→ **EXERCISE PROMPT**
Omit images. Retype all entries verbatim.

→ **DATASET CONTENT**
(begin)

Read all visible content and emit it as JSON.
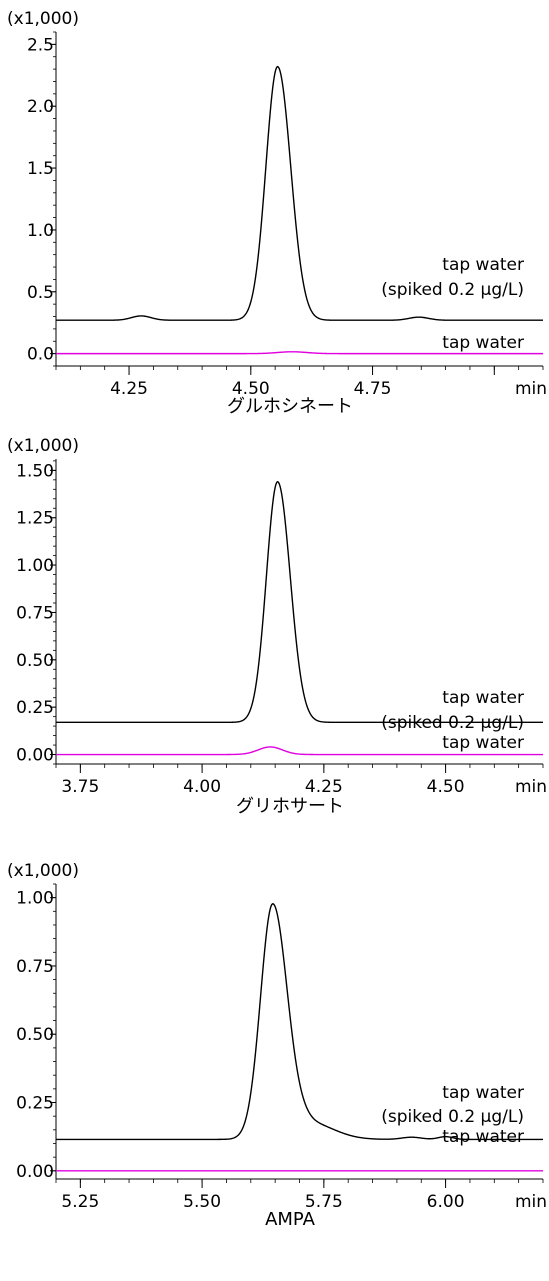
{
  "chart_data": [
    {
      "type": "line",
      "title": "グルホシネート",
      "y_multiplier_label": "(x1,000)",
      "xlabel": "min",
      "xlim": [
        4.1,
        5.1
      ],
      "ylim": [
        -0.1,
        2.6
      ],
      "x_ticks": [
        4.25,
        4.5,
        4.75
      ],
      "x_tick_labels": [
        "4.25",
        "4.50",
        "4.75"
      ],
      "y_ticks": [
        0.0,
        0.5,
        1.0,
        1.5,
        2.0,
        2.5
      ],
      "y_tick_labels": [
        "0.0",
        "0.5",
        "1.0",
        "1.5",
        "2.0",
        "2.5"
      ],
      "grid": false,
      "series": [
        {
          "name": "tap water (spiked 0.2 µg/L)",
          "label_lines": [
            "tap water",
            "(spiked 0.2 µg/L)"
          ],
          "color": "#000000",
          "baseline": 0.27,
          "peaks": [
            {
              "center": 4.555,
              "height": 2.05,
              "sigma_left": 0.024,
              "sigma_right": 0.027
            },
            {
              "center": 4.275,
              "height": 0.035,
              "sigma_left": 0.02,
              "sigma_right": 0.02
            },
            {
              "center": 4.845,
              "height": 0.025,
              "sigma_left": 0.02,
              "sigma_right": 0.02
            }
          ]
        },
        {
          "name": "tap water",
          "label_lines": [
            "tap water"
          ],
          "color": "#e000e0",
          "baseline": 0.0,
          "peaks": [
            {
              "center": 4.585,
              "height": 0.015,
              "sigma_left": 0.03,
              "sigma_right": 0.03
            }
          ]
        }
      ]
    },
    {
      "type": "line",
      "title": "グリホサート",
      "y_multiplier_label": "(x1,000)",
      "xlabel": "min",
      "xlim": [
        3.7,
        4.7
      ],
      "ylim": [
        -0.05,
        1.56
      ],
      "x_ticks": [
        3.75,
        4.0,
        4.25,
        4.5
      ],
      "x_tick_labels": [
        "3.75",
        "4.00",
        "4.25",
        "4.50"
      ],
      "y_ticks": [
        0.0,
        0.25,
        0.5,
        0.75,
        1.0,
        1.25,
        1.5
      ],
      "y_tick_labels": [
        "0.00",
        "0.25",
        "0.50",
        "0.75",
        "1.00",
        "1.25",
        "1.50"
      ],
      "grid": false,
      "series": [
        {
          "name": "tap water (spiked 0.2 µg/L)",
          "label_lines": [
            "tap water",
            "(spiked 0.2 µg/L)"
          ],
          "color": "#000000",
          "baseline": 0.17,
          "peaks": [
            {
              "center": 4.155,
              "height": 1.27,
              "sigma_left": 0.023,
              "sigma_right": 0.026
            }
          ]
        },
        {
          "name": "tap water",
          "label_lines": [
            "tap water"
          ],
          "color": "#e000e0",
          "baseline": 0.0,
          "peaks": [
            {
              "center": 4.14,
              "height": 0.04,
              "sigma_left": 0.025,
              "sigma_right": 0.025
            }
          ]
        }
      ]
    },
    {
      "type": "line",
      "title": "AMPA",
      "y_multiplier_label": "(x1,000)",
      "xlabel": "min",
      "xlim": [
        5.2,
        6.2
      ],
      "ylim": [
        -0.03,
        1.05
      ],
      "x_ticks": [
        5.25,
        5.5,
        5.75,
        6.0
      ],
      "x_tick_labels": [
        "5.25",
        "5.50",
        "5.75",
        "6.00"
      ],
      "y_ticks": [
        0.0,
        0.25,
        0.5,
        0.75,
        1.0
      ],
      "y_tick_labels": [
        "0.00",
        "0.25",
        "0.50",
        "0.75",
        "1.00"
      ],
      "grid": false,
      "series": [
        {
          "name": "tap water (spiked 0.2 µg/L)",
          "label_lines": [
            "tap water",
            "(spiked 0.2 µg/L)"
          ],
          "color": "#000000",
          "baseline": 0.115,
          "peaks": [
            {
              "center": 5.645,
              "height": 0.86,
              "sigma_left": 0.025,
              "sigma_right": 0.03
            },
            {
              "center": 5.72,
              "height": 0.06,
              "sigma_left": 0.03,
              "sigma_right": 0.05
            },
            {
              "center": 5.93,
              "height": 0.008,
              "sigma_left": 0.02,
              "sigma_right": 0.02
            },
            {
              "center": 6.0,
              "height": 0.01,
              "sigma_left": 0.015,
              "sigma_right": 0.015
            }
          ]
        },
        {
          "name": "tap water",
          "label_lines": [
            "tap water"
          ],
          "color": "#e000e0",
          "baseline": 0.0,
          "peaks": []
        }
      ]
    }
  ]
}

(end)

→ **PROBLEM SOLUTION**
Read all visible content and emit it as JSON.
{
  "chart_data": [
    {
      "type": "line",
      "title": "グルホシネート",
      "y_multiplier_label": "(x1,000)",
      "xlabel": "min",
      "xlim": [
        4.1,
        5.1
      ],
      "ylim": [
        -0.1,
        2.6
      ],
      "x_ticks": [
        4.25,
        4.5,
        4.75
      ],
      "x_tick_labels": [
        "4.25",
        "4.50",
        "4.75"
      ],
      "y_ticks": [
        0.0,
        0.5,
        1.0,
        1.5,
        2.0,
        2.5
      ],
      "y_tick_labels": [
        "0.0",
        "0.5",
        "1.0",
        "1.5",
        "2.0",
        "2.5"
      ],
      "grid": false,
      "series": [
        {
          "name": "tap water (spiked 0.2 µg/L)",
          "label_lines": [
            "tap water",
            "(spiked 0.2 µg/L)"
          ],
          "color": "#000000",
          "baseline": 0.27,
          "peaks": [
            {
              "center": 4.555,
              "height": 2.05,
              "sigma_left": 0.024,
              "sigma_right": 0.027
            },
            {
              "center": 4.275,
              "height": 0.035,
              "sigma_left": 0.02,
              "sigma_right": 0.02
            },
            {
              "center": 4.845,
              "height": 0.025,
              "sigma_left": 0.02,
              "sigma_right": 0.02
            }
          ]
        },
        {
          "name": "tap water",
          "label_lines": [
            "tap water"
          ],
          "color": "#e000e0",
          "baseline": 0.0,
          "peaks": [
            {
              "center": 4.585,
              "height": 0.015,
              "sigma_left": 0.03,
              "sigma_right": 0.03
            }
          ]
        }
      ]
    },
    {
      "type": "line",
      "title": "グリホサート",
      "y_multiplier_label": "(x1,000)",
      "xlabel": "min",
      "xlim": [
        3.7,
        4.7
      ],
      "ylim": [
        -0.05,
        1.56
      ],
      "x_ticks": [
        3.75,
        4.0,
        4.25,
        4.5
      ],
      "x_tick_labels": [
        "3.75",
        "4.00",
        "4.25",
        "4.50"
      ],
      "y_ticks": [
        0.0,
        0.25,
        0.5,
        0.75,
        1.0,
        1.25,
        1.5
      ],
      "y_tick_labels": [
        "0.00",
        "0.25",
        "0.50",
        "0.75",
        "1.00",
        "1.25",
        "1.50"
      ],
      "grid": false,
      "series": [
        {
          "name": "tap water (spiked 0.2 µg/L)",
          "label_lines": [
            "tap water",
            "(spiked 0.2 µg/L)"
          ],
          "color": "#000000",
          "baseline": 0.17,
          "peaks": [
            {
              "center": 4.155,
              "height": 1.27,
              "sigma_left": 0.023,
              "sigma_right": 0.026
            }
          ]
        },
        {
          "name": "tap water",
          "label_lines": [
            "tap water"
          ],
          "color": "#e000e0",
          "baseline": 0.0,
          "peaks": [
            {
              "center": 4.14,
              "height": 0.04,
              "sigma_left": 0.025,
              "sigma_right": 0.025
            }
          ]
        }
      ]
    },
    {
      "type": "line",
      "title": "AMPA",
      "y_multiplier_label": "(x1,000)",
      "xlabel": "min",
      "xlim": [
        5.2,
        6.2
      ],
      "ylim": [
        -0.03,
        1.05
      ],
      "x_ticks": [
        5.25,
        5.5,
        5.75,
        6.0
      ],
      "x_tick_labels": [
        "5.25",
        "5.50",
        "5.75",
        "6.00"
      ],
      "y_ticks": [
        0.0,
        0.25,
        0.5,
        0.75,
        1.0
      ],
      "y_tick_labels": [
        "0.00",
        "0.25",
        "0.50",
        "0.75",
        "1.00"
      ],
      "grid": false,
      "series": [
        {
          "name": "tap water (spiked 0.2 µg/L)",
          "label_lines": [
            "tap water",
            "(spiked 0.2 µg/L)"
          ],
          "color": "#000000",
          "baseline": 0.115,
          "peaks": [
            {
              "center": 5.645,
              "height": 0.86,
              "sigma_left": 0.025,
              "sigma_right": 0.03
            },
            {
              "center": 5.72,
              "height": 0.06,
              "sigma_left": 0.03,
              "sigma_right": 0.05
            },
            {
              "center": 5.93,
              "height": 0.008,
              "sigma_left": 0.02,
              "sigma_right": 0.02
            },
            {
              "center": 6.0,
              "height": 0.01,
              "sigma_left": 0.015,
              "sigma_right": 0.015
            }
          ]
        },
        {
          "name": "tap water",
          "label_lines": [
            "tap water"
          ],
          "color": "#e000e0",
          "baseline": 0.0,
          "peaks": []
        }
      ]
    }
  ]
}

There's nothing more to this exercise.